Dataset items
* * *

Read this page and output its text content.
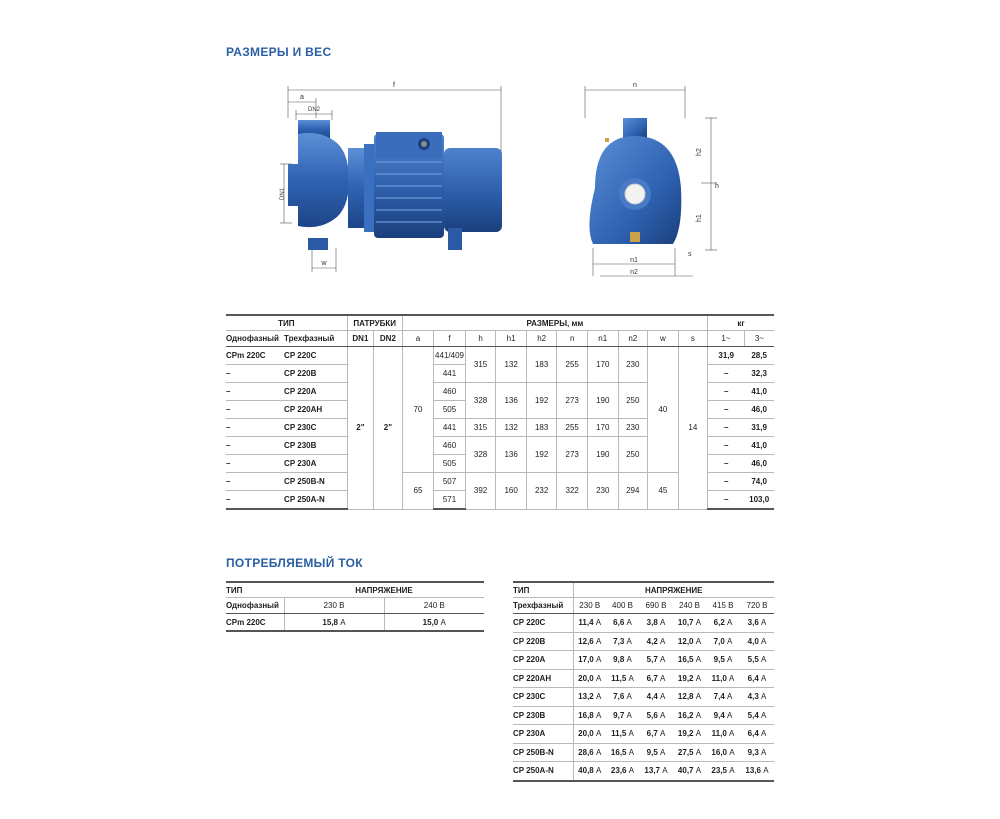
РАЗМЕРЫ И ВЕС
f
a
DN2
DN1
w
n
h2
h
h1
n1
n2
s
ТИП		ПАТРУБКИ		РАЗМЕРЫ, мм										кг	
Однофазный	Трехфазный	DN1	DN2	a	f	h	h1	h2	n	n1	n2	w	s	1~	3~
CPm 220C	CP 220C	2"	2"	70	441/409	315	132	183	255	170	230	40	14	31,9	28,5
–	CP 220B				441									–	32,3
–	CP 220A				460	328	136	192	273	190	250			–	41,0
–	CP 220AH				505									–	46,0
–	CP 230C				441	315	132	183	255	170	230			–	31,9
–	CP 230B				460	328	136	192	273	190	250			–	41,0
–	CP 230A				505									–	46,0
–	CP 250B-N			65	507	392	160	232	322	230	294	45		–	74,0
–	CP 250A-N				571									–	103,0
ПОТРЕБЛЯЕМЫЙ ТОК
ТИП	НАПРЯЖЕНИЕ	
Однофазный	230 В	240 В
CPm 220C	15,8 А	15,0 А
ТИП	НАПРЯЖЕНИЕ					
Трехфазный	230 В	400 В	690 В	240 В	415 В	720 В
CP 220C	11,4 А	6,6 А	3,8 А	10,7 А	6,2 А	3,6 А
CP 220B	12,6 А	7,3 А	4,2 А	12,0 А	7,0 А	4,0 А
CP 220A	17,0 А	9,8 А	5,7 А	16,5 А	9,5 А	5,5 А
CP 220AH	20,0 А	11,5 А	6,7 А	19,2 А	11,0 А	6,4 А
CP 230C	13,2 А	7,6 А	4,4 А	12,8 А	7,4 А	4,3 А
CP 230B	16,8 А	9,7 А	5,6 А	16,2 А	9,4 А	5,4 А
CP 230A	20,0 А	11,5 А	6,7 А	19,2 А	11,0 А	6,4 А
CP 250B-N	28,6 А	16,5 А	9,5 А	27,5 А	16,0 А	9,3 А
CP 250A-N	40,8 А	23,6 А	13,7 А	40,7 А	23,5 А	13,6 А
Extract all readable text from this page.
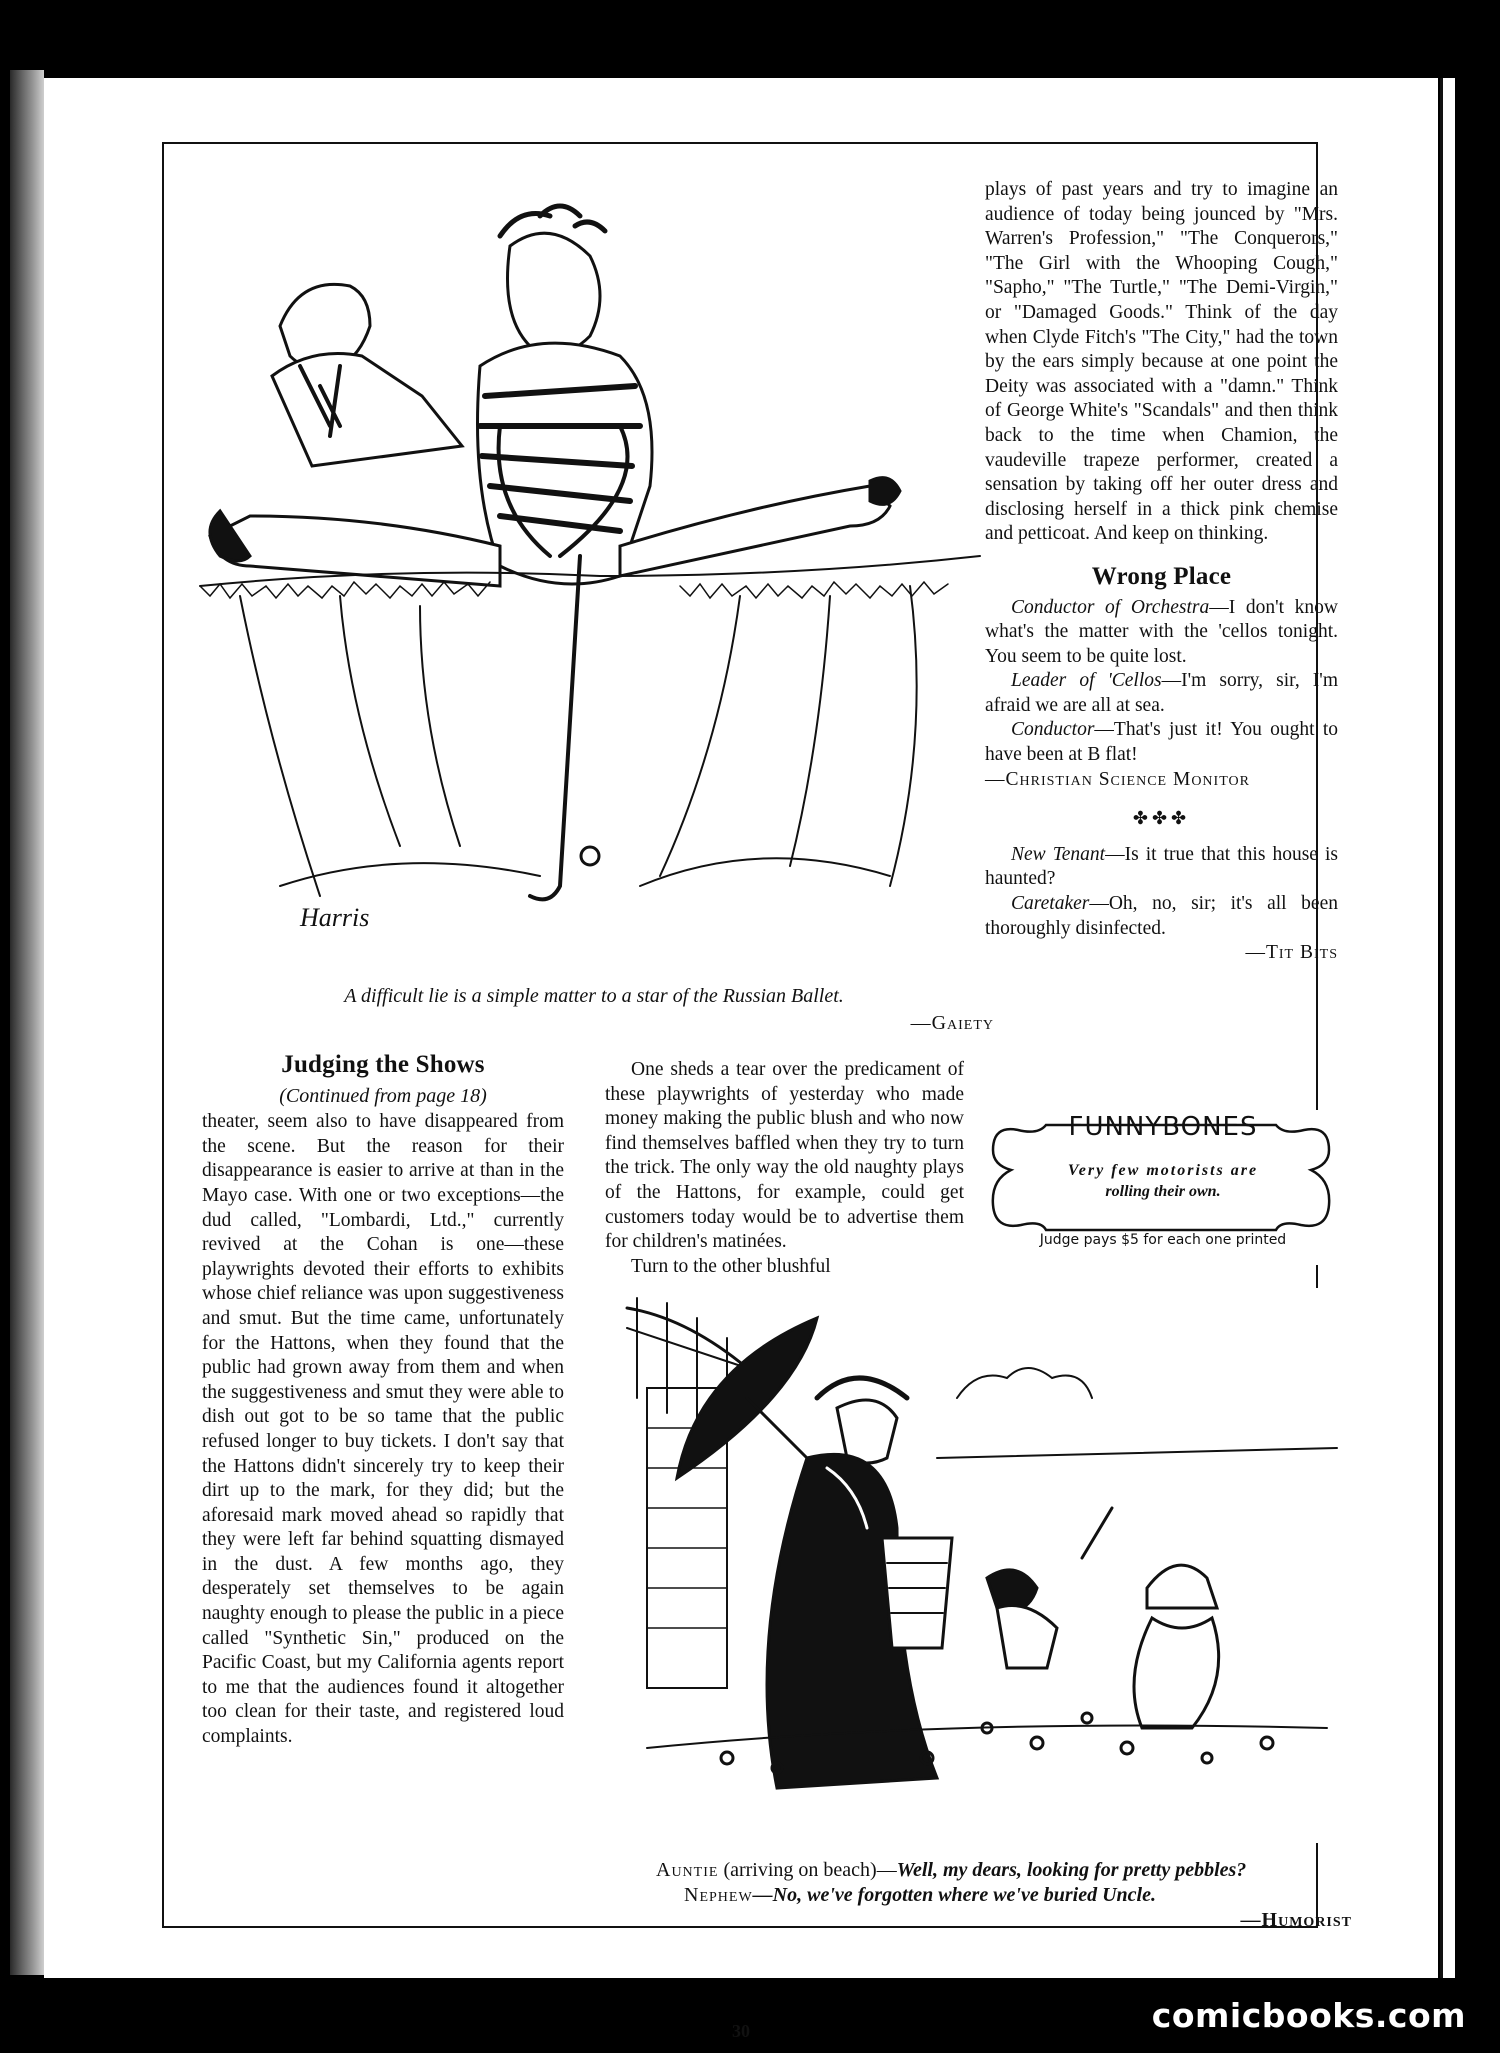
Harris
A difficult lie is a simple matter to a star of the Russian Ballet.
—Gaiety

plays of past years and try to imagine an audience of today being jounced by "Mrs. Warren's Profession," "The Conquerors," "The Girl with the Whooping Cough," "Sapho," "The Turtle," "The Demi-Virgin," or "Damaged Goods." Think of the day when Clyde Fitch's "The City," had the town by the ears simply because at one point the Deity was associated with a "damn." Think of George White's "Scandals" and then think back to the time when Chamion, the vaudeville trapeze performer, created a sensation by taking off her outer dress and disclosing herself in a thick pink chemise and petticoat. And keep on thinking.

Wrong Place

Conductor of Orchestra—I don't know what's the matter with the 'cellos tonight. You seem to be quite lost.

Leader of 'Cellos—I'm sorry, sir, I'm afraid we are all at sea.

Conductor—That's just it! You ought to have been at B flat!

—Christian Science Monitor

✤✤✤

New Tenant—Is it true that this house is haunted?

Caretaker—Oh, no, sir; it's all been thoroughly disinfected.

—Tit Bits

FUNNYBONES
Very few motorists are
rolling their own.
Judge pays $5 for each one printed
Judging the Shows
(Continued from page 18)

theater, seem also to have disappeared from the scene. But the reason for their disappearance is easier to arrive at than in the Mayo case. With one or two exceptions—the dud called, "Lombardi, Ltd.," currently revived at the Cohan is one—these playwrights devoted their efforts to exhibits whose chief reliance was upon suggestiveness and smut. But the time came, unfortunately for the Hattons, when they found that the public had grown away from them and when the suggestiveness and smut they were able to dish out got to be so tame that the public refused longer to buy tickets. I don't say that the Hattons didn't sincerely try to keep their dirt up to the mark, for they did; but the aforesaid mark moved ahead so rapidly that they were left far behind squatting dismayed in the dust. A few months ago, they desperately set themselves to be again naughty enough to please the public in a piece called "Synthetic Sin," produced on the Pacific Coast, but my California agents report to me that the audiences found it altogether too clean for their taste, and registered loud complaints.

One sheds a tear over the predicament of these playwrights of yesterday who made money making the public blush and who now find themselves baffled when they try to turn the trick. The only way the old naughty plays of the Hattons, for example, could get customers today would be to advertise them for children's matinées.

Turn to the other blushful

Auntie (arriving on beach)—Well, my dears, looking for pretty pebbles?
Nephew—No, we've forgotten where we've buried Uncle.

—Humorist
30	comicbooks.com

* * *

What to do: Using the material above, set down every line exactly, but skip the pictures.

Response below:
Read this page and output its text content.
РАЗМЕРЫ И ВЕС
f
a
DN2
DN1
w
n
h2
h
h1
n1
n2
s
ТИП		ПАТРУБКИ		РАЗМЕРЫ, мм										кг	
Однофазный	Трехфазный	DN1	DN2	a	f	h	h1	h2	n	n1	n2	w	s	1~	3~
CPm 220C	CP 220C	2"	2"	70	441/409	315	132	183	255	170	230	40	14	31,9	28,5
–	CP 220B				441									–	32,3
–	CP 220A				460	328	136	192	273	190	250			–	41,0
–	CP 220AH				505									–	46,0
–	CP 230C				441	315	132	183	255	170	230			–	31,9
–	CP 230B				460	328	136	192	273	190	250			–	41,0
–	CP 230A				505									–	46,0
–	CP 250B-N			65	507	392	160	232	322	230	294	45		–	74,0
–	CP 250A-N				571									–	103,0
ПОТРЕБЛЯЕМЫЙ ТОК
ТИП	НАПРЯЖЕНИЕ	
Однофазный	230 В	240 В
CPm 220C	15,8 А	15,0 А
ТИП	НАПРЯЖЕНИЕ					
Трехфазный	230 В	400 В	690 В	240 В	415 В	720 В
CP 220C	11,4 А	6,6 А	3,8 А	10,7 А	6,2 А	3,6 А
CP 220B	12,6 А	7,3 А	4,2 А	12,0 А	7,0 А	4,0 А
CP 220A	17,0 А	9,8 А	5,7 А	16,5 А	9,5 А	5,5 А
CP 220AH	20,0 А	11,5 А	6,7 А	19,2 А	11,0 А	6,4 А
CP 230C	13,2 А	7,6 А	4,4 А	12,8 А	7,4 А	4,3 А
CP 230B	16,8 А	9,7 А	5,6 А	16,2 А	9,4 А	5,4 А
CP 230A	20,0 А	11,5 А	6,7 А	19,2 А	11,0 А	6,4 А
CP 250B-N	28,6 А	16,5 А	9,5 А	27,5 А	16,0 А	9,3 А
CP 250A-N	40,8 А	23,6 А	13,7 А	40,7 А	23,5 А	13,6 А
Extract all readable text from this page.
Harris
A difficult lie is a simple matter to a star of the Russian Ballet.
—Gaiety

plays of past years and try to imagine an audience of today being jounced by "Mrs. Warren's Profession," "The Conquerors," "The Girl with the Whooping Cough," "Sapho," "The Turtle," "The Demi-Virgin," or "Damaged Goods." Think of the day when Clyde Fitch's "The City," had the town by the ears simply because at one point the Deity was associated with a "damn." Think of George White's "Scandals" and then think back to the time when Chamion, the vaudeville trapeze performer, created a sensation by taking off her outer dress and disclosing herself in a thick pink chemise and petticoat. And keep on thinking.

Wrong Place

Conductor of Orchestra—I don't know what's the matter with the 'cellos tonight. You seem to be quite lost.

Leader of 'Cellos—I'm sorry, sir, I'm afraid we are all at sea.

Conductor—That's just it! You ought to have been at B flat!

—Christian Science Monitor

✤✤✤

New Tenant—Is it true that this house is haunted?

Caretaker—Oh, no, sir; it's all been thoroughly disinfected.

—Tit Bits

FUNNYBONES
Very few motorists are
rolling their own.
Judge pays $5 for each one printed
Judging the Shows
(Continued from page 18)

theater, seem also to have disappeared from the scene. But the reason for their disappearance is easier to arrive at than in the Mayo case. With one or two exceptions—the dud called, "Lombardi, Ltd.," currently revived at the Cohan is one—these playwrights devoted their efforts to exhibits whose chief reliance was upon suggestiveness and smut. But the time came, unfortunately for the Hattons, when they found that the public had grown away from them and when the suggestiveness and smut they were able to dish out got to be so tame that the public refused longer to buy tickets. I don't say that the Hattons didn't sincerely try to keep their dirt up to the mark, for they did; but the aforesaid mark moved ahead so rapidly that they were left far behind squatting dismayed in the dust. A few months ago, they desperately set themselves to be again naughty enough to please the public in a piece called "Synthetic Sin," produced on the Pacific Coast, but my California agents report to me that the audiences found it altogether too clean for their taste, and registered loud complaints.

One sheds a tear over the predicament of these playwrights of yesterday who made money making the public blush and who now find themselves baffled when they try to turn the trick. The only way the old naughty plays of the Hattons, for example, could get customers today would be to advertise them for children's matinées.

Turn to the other blushful

Auntie (arriving on beach)—Well, my dears, looking for pretty pebbles?
Nephew—No, we've forgotten where we've buried Uncle.

—Humorist
30	comicbooks.com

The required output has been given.